SUPPLIED INFORMATION >>

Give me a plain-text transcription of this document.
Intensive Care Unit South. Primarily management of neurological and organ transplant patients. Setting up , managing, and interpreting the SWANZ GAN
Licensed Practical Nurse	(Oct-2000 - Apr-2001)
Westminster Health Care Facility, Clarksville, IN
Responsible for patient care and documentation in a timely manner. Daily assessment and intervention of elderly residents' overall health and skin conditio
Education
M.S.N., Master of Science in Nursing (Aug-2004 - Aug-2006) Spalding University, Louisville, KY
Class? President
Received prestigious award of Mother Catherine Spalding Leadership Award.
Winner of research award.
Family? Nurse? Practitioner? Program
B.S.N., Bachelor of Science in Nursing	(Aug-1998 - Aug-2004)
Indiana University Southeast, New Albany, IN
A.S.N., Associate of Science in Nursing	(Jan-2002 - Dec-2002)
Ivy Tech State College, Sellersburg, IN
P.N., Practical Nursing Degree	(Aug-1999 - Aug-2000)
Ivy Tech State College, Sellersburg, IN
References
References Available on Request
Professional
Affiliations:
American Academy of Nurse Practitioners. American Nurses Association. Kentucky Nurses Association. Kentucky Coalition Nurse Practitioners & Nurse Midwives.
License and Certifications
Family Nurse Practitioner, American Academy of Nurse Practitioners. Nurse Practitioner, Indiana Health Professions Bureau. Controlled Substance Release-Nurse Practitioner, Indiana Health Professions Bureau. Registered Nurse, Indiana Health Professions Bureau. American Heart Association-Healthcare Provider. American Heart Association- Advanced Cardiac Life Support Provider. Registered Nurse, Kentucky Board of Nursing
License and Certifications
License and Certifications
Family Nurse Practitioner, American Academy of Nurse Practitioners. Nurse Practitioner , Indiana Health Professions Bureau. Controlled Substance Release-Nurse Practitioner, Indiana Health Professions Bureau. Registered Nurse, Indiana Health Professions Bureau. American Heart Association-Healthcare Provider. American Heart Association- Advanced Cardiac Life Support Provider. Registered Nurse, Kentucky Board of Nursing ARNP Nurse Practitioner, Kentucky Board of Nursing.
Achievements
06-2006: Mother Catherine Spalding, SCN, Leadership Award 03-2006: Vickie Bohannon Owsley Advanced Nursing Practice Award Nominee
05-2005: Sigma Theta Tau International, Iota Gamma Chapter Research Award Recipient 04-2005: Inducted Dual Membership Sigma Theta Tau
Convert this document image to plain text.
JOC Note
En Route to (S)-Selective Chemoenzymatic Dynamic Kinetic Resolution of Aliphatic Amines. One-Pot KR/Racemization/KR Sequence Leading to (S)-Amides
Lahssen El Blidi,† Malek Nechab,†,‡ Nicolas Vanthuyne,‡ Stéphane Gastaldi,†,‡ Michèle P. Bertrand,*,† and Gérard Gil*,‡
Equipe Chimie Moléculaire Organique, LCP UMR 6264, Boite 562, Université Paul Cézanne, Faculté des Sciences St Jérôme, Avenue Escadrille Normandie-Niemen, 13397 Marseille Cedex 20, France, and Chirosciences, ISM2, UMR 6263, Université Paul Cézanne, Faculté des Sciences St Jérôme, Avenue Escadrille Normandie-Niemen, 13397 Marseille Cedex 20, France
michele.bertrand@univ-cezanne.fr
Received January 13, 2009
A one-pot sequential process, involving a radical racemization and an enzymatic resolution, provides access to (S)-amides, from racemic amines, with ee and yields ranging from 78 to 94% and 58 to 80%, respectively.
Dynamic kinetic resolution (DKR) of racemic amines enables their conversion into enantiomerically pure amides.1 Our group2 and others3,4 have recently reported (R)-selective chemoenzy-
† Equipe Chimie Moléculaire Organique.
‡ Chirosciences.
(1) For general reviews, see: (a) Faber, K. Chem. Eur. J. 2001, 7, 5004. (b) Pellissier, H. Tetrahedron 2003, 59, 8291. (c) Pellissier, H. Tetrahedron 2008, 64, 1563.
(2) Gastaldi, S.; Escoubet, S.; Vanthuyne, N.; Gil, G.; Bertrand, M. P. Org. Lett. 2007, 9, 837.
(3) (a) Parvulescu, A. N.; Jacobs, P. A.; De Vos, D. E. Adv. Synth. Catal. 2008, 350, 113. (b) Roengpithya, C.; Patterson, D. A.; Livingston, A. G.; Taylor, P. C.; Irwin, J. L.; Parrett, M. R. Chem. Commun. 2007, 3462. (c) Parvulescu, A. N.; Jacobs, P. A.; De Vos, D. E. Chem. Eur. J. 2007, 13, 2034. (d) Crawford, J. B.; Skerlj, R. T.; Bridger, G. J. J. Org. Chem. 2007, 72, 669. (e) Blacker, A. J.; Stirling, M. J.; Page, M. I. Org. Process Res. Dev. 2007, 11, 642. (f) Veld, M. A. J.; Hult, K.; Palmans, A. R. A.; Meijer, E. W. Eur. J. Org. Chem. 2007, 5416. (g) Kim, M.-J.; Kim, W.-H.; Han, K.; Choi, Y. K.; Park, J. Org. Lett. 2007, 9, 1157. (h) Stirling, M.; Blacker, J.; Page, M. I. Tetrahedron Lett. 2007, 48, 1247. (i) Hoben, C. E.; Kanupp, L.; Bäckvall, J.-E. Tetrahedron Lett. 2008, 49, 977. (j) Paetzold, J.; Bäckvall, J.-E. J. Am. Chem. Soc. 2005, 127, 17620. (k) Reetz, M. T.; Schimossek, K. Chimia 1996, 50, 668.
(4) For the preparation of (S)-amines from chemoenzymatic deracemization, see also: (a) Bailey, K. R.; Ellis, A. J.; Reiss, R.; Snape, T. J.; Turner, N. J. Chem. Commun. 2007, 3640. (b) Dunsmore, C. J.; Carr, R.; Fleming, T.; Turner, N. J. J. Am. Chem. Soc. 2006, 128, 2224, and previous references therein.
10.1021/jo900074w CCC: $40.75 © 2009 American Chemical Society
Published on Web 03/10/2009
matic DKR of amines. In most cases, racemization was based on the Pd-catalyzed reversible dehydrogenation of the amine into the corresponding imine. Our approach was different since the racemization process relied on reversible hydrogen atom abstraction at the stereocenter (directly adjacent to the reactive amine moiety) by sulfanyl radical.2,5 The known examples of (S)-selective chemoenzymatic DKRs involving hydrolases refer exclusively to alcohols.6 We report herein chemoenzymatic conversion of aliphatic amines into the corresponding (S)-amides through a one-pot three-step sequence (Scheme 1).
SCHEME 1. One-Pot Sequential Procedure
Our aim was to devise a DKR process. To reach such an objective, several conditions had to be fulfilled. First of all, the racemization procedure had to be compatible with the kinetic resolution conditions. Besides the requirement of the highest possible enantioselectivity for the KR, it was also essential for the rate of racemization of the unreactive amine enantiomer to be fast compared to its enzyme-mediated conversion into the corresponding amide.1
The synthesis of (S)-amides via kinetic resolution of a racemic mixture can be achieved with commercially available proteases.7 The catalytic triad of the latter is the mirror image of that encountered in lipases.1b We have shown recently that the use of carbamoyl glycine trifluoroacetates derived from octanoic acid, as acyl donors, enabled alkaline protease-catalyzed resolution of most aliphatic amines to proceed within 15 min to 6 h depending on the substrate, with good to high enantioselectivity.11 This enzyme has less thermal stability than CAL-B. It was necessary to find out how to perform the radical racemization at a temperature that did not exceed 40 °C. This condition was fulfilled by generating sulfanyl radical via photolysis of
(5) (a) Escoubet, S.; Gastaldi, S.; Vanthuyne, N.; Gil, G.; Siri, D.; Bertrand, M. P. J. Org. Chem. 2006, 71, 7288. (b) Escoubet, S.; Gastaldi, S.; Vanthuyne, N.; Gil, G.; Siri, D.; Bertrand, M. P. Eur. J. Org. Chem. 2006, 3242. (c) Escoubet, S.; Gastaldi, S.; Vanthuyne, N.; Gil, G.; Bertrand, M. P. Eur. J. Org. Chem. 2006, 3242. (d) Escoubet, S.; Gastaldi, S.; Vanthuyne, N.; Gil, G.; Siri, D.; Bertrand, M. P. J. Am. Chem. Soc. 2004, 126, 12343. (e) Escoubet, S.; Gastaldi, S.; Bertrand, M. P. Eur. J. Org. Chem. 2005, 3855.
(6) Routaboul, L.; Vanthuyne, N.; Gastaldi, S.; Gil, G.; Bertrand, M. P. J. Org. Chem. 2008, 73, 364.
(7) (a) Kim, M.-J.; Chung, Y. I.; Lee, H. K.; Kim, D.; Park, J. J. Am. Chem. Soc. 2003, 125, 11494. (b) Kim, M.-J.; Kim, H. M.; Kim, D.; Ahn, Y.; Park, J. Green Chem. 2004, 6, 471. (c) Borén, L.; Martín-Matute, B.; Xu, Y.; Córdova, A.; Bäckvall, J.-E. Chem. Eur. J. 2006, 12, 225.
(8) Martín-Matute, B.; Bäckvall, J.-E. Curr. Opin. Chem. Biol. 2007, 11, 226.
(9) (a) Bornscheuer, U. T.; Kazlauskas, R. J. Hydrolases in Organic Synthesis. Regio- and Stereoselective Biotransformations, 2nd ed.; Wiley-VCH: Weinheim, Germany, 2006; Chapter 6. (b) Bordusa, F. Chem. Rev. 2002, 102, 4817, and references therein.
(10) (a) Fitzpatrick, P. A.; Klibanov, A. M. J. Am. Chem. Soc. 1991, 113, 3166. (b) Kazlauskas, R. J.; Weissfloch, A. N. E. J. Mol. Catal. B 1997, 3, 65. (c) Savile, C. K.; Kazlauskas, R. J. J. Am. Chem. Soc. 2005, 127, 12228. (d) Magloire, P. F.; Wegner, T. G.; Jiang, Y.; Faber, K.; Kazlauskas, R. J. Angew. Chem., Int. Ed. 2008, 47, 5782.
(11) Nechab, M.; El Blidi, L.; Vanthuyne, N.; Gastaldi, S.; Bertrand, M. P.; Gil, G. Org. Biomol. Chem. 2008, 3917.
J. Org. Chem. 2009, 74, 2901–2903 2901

WHAT NEEDS TO BE DONE >> Search the listing above for the string "Nechab" and copy each line that has it.

YOUR SOLUTION >>
Lahssen El Blidi,† Malek Nechab,†,‡ Nicolas Vanthuyne,‡ Stéphane Gastaldi,†,‡ Michèle P. Bertrand,*,† and Gérard Gil*,‡
(11) Nechab, M.; El Blidi, L.; Vanthuyne, N.; Gastaldi, S.; Bertrand, M. P.; Gil, G. Org. Biomol. Chem. 2008, 3917.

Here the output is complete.